[Records for the exercise start]

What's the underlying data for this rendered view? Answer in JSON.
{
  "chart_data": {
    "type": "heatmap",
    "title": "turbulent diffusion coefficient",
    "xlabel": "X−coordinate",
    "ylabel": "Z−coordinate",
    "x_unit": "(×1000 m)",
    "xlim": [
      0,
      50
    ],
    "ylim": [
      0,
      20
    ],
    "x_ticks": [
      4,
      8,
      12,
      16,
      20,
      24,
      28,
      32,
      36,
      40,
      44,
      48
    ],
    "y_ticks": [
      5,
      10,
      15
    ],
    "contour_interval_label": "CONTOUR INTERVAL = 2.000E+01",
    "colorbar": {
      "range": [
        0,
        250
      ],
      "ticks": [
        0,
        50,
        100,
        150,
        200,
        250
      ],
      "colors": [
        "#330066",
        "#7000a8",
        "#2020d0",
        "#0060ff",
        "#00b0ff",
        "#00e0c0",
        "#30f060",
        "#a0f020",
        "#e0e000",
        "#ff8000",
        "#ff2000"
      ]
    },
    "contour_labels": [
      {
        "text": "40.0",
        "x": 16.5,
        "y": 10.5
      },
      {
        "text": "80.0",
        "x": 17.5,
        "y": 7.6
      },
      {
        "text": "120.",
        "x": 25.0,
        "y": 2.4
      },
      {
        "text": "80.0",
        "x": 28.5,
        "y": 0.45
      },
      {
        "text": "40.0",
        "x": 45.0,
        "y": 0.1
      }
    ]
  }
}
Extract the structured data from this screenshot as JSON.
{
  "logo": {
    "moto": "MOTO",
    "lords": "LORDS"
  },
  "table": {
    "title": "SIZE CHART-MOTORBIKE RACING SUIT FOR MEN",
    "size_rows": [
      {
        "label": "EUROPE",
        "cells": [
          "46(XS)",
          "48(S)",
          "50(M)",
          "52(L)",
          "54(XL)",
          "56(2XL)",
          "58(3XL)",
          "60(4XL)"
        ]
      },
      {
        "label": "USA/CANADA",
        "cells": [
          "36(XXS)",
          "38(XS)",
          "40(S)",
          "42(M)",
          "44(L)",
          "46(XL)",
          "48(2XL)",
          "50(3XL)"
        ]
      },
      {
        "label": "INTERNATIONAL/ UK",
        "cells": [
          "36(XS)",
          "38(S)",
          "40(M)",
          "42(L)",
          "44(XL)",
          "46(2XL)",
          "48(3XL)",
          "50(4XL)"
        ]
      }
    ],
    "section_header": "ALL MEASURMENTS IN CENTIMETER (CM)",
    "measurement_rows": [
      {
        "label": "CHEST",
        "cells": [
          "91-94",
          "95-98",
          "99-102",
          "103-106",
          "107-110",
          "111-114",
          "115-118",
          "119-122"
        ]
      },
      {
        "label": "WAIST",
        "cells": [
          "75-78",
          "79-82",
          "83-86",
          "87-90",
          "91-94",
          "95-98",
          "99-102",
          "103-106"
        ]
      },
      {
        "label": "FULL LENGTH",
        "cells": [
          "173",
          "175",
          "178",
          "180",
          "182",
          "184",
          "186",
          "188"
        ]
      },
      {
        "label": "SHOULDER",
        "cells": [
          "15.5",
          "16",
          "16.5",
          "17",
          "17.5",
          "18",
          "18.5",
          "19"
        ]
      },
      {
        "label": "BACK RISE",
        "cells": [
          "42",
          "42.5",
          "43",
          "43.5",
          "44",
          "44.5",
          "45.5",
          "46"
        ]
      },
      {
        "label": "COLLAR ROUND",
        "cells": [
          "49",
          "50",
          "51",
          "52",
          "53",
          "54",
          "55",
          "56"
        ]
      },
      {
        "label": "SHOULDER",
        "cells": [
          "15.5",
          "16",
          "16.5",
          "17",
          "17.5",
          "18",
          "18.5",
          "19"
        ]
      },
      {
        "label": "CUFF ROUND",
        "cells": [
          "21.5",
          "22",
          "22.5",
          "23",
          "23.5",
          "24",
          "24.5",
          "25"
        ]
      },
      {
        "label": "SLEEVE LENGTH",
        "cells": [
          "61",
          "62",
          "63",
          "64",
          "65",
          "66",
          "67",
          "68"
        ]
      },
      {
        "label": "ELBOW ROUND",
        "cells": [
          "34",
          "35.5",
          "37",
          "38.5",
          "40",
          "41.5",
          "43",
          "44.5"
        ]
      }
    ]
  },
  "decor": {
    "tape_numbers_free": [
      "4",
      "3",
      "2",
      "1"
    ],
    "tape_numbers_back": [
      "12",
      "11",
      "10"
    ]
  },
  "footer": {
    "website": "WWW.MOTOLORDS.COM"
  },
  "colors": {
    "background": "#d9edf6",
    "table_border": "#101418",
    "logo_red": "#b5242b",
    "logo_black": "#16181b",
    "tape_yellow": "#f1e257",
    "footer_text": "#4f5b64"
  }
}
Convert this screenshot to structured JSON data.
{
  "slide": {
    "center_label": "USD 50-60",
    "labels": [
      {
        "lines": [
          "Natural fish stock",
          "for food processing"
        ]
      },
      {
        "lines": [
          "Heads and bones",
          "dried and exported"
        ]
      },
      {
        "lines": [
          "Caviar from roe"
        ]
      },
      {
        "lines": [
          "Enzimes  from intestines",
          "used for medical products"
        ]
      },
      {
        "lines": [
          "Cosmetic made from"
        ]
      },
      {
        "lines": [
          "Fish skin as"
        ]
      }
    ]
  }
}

[Records for the exercise end]

Exercise requirements —
How many of the lines above contain the string "JSON"? Give the number only.

Output below —
3